Your instructions
Take the entries that follow and write each one out exactly.

Data for processing
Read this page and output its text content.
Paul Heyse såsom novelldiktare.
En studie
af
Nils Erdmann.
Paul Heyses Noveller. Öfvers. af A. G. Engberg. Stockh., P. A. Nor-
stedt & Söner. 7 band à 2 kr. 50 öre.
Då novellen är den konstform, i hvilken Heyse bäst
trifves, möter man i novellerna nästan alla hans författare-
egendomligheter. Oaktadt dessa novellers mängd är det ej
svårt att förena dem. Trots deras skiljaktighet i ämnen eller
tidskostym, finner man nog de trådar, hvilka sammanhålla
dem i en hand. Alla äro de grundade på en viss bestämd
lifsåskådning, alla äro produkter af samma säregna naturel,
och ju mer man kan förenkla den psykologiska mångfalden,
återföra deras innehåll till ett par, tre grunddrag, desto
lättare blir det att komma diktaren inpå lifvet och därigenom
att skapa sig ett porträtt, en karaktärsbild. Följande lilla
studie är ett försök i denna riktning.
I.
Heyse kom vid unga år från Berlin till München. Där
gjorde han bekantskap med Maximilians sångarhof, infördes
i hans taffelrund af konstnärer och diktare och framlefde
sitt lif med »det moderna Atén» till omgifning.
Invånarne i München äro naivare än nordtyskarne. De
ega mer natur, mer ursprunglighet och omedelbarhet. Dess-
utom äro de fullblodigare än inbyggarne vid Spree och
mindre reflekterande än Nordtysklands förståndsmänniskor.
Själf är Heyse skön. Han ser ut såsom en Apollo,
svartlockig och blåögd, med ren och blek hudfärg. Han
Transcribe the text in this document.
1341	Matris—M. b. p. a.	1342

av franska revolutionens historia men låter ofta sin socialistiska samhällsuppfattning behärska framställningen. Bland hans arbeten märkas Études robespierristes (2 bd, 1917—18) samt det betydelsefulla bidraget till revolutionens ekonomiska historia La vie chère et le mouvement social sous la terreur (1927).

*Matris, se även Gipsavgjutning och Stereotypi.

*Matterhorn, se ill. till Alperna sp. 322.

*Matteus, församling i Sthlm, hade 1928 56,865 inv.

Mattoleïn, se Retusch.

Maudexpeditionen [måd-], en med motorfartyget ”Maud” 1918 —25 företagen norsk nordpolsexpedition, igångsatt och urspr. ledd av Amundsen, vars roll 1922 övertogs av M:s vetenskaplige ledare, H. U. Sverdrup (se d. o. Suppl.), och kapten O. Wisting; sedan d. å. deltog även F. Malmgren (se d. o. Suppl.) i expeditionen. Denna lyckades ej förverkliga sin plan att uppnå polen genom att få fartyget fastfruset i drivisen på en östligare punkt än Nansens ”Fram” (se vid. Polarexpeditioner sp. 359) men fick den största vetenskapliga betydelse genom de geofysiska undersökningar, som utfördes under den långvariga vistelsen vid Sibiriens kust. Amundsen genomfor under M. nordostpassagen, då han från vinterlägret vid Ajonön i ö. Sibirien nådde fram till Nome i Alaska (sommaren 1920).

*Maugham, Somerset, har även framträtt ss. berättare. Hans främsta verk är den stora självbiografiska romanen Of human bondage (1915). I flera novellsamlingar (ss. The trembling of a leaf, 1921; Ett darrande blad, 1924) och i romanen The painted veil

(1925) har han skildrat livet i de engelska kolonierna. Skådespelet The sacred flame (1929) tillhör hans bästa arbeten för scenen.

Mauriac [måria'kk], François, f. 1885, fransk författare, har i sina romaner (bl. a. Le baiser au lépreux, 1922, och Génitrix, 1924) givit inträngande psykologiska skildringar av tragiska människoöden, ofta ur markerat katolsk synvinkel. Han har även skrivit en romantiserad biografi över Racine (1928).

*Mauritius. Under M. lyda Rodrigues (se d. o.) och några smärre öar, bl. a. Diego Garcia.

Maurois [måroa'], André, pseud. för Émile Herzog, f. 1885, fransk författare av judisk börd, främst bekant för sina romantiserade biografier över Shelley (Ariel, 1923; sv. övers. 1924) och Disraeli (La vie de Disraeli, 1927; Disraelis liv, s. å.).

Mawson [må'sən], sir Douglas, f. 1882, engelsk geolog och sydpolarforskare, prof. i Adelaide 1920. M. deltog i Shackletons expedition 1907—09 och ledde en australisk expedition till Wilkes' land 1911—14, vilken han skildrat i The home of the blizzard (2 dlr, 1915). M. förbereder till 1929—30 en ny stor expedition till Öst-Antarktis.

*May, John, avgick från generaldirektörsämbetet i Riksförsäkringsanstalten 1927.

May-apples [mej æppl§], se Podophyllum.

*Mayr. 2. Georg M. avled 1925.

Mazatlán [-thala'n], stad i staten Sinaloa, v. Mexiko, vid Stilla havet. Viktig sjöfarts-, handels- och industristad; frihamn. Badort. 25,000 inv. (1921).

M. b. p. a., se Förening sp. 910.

Exercise response
Read this page and output its text content.
Paul Heyse såsom novelldiktare.
En studie
af
Nils Erdmann.
Paul Heyses Noveller. Öfvers. af A. G. Engberg. Stockh., P. A. Nor-
stedt & Söner. 7 band à 2 kr. 50 öre.
Då novellen är den konstform, i hvilken Heyse bäst
trifves, möter man i novellerna nästan alla hans författare-
egendomligheter. Oaktadt dessa novellers mängd är det ej
svårt att förena dem. Trots deras skiljaktighet i ämnen eller
tidskostym, finner man nog de trådar, hvilka sammanhålla
dem i en hand. Alla äro de grundade på en viss bestämd
lifsåskådning, alla äro produkter af samma säregna naturel,
och ju mer man kan förenkla den psykologiska mångfalden,
återföra deras innehåll till ett par, tre grunddrag, desto
lättare blir det att komma diktaren inpå lifvet och därigenom
att skapa sig ett porträtt, en karaktärsbild. Följande lilla
studie är ett försök i denna riktning.
I.
Heyse kom vid unga år från Berlin till München. Där
gjorde han bekantskap med Maximilians sångarhof, infördes
i hans taffelrund af konstnärer och diktare och framlefde
sitt lif med »det moderna Atén» till omgifning.
Invånarne i München äro naivare än nordtyskarne. De
ega mer natur, mer ursprunglighet och omedelbarhet. Dess-
utom äro de fullblodigare än inbyggarne vid Spree och
mindre reflekterande än Nordtysklands förståndsmänniskor.
Själf är Heyse skön. Han ser ut såsom en Apollo,
svartlockig och blåögd, med ren och blek hudfärg. Han
Transcribe the text in this document.
1341	Matris—M. b. p. a.	1342

av franska revolutionens historia men låter ofta sin socialistiska samhällsuppfattning behärska framställningen. Bland hans arbeten märkas Études robespierristes (2 bd, 1917—18) samt det betydelsefulla bidraget till revolutionens ekonomiska historia La vie chère et le mouvement social sous la terreur (1927).

*Matris, se även Gipsavgjutning och Stereotypi.

*Matterhorn, se ill. till Alperna sp. 322.

*Matteus, församling i Sthlm, hade 1928 56,865 inv.

Mattoleïn, se Retusch.

Maudexpeditionen [måd-], en med motorfartyget ”Maud” 1918 —25 företagen norsk nordpolsexpedition, igångsatt och urspr. ledd av Amundsen, vars roll 1922 övertogs av M:s vetenskaplige ledare, H. U. Sverdrup (se d. o. Suppl.), och kapten O. Wisting; sedan d. å. deltog även F. Malmgren (se d. o. Suppl.) i expeditionen. Denna lyckades ej förverkliga sin plan att uppnå polen genom att få fartyget fastfruset i drivisen på en östligare punkt än Nansens ”Fram” (se vid. Polarexpeditioner sp. 359) men fick den största vetenskapliga betydelse genom de geofysiska undersökningar, som utfördes under den långvariga vistelsen vid Sibiriens kust. Amundsen genomfor under M. nordostpassagen, då han från vinterlägret vid Ajonön i ö. Sibirien nådde fram till Nome i Alaska (sommaren 1920).

*Maugham, Somerset, har även framträtt ss. berättare. Hans främsta verk är den stora självbiografiska romanen Of human bondage (1915). I flera novellsamlingar (ss. The trembling of a leaf, 1921; Ett darrande blad, 1924) och i romanen The painted veil

(1925) har han skildrat livet i de engelska kolonierna. Skådespelet The sacred flame (1929) tillhör hans bästa arbeten för scenen.

Mauriac [måria'kk], François, f. 1885, fransk författare, har i sina romaner (bl. a. Le baiser au lépreux, 1922, och Génitrix, 1924) givit inträngande psykologiska skildringar av tragiska människoöden, ofta ur markerat katolsk synvinkel. Han har även skrivit en romantiserad biografi över Racine (1928).

*Mauritius. Under M. lyda Rodrigues (se d. o.) och några smärre öar, bl. a. Diego Garcia.

Maurois [måroa'], André, pseud. för Émile Herzog, f. 1885, fransk författare av judisk börd, främst bekant för sina romantiserade biografier över Shelley (Ariel, 1923; sv. övers. 1924) och Disraeli (La vie de Disraeli, 1927; Disraelis liv, s. å.).

Mawson [må'sən], sir Douglas, f. 1882, engelsk geolog och sydpolarforskare, prof. i Adelaide 1920. M. deltog i Shackletons expedition 1907—09 och ledde en australisk expedition till Wilkes' land 1911—14, vilken han skildrat i The home of the blizzard (2 dlr, 1915). M. förbereder till 1929—30 en ny stor expedition till Öst-Antarktis.

*May, John, avgick från generaldirektörsämbetet i Riksförsäkringsanstalten 1927.

May-apples [mej æppl§], se Podophyllum.

*Mayr. 2. Georg M. avled 1925.

Mazatlán [-thala'n], stad i staten Sinaloa, v. Mexiko, vid Stilla havet. Viktig sjöfarts-, handels- och industristad; frihamn. Badort. 25,000 inv. (1921).

M. b. p. a., se Förening sp. 910.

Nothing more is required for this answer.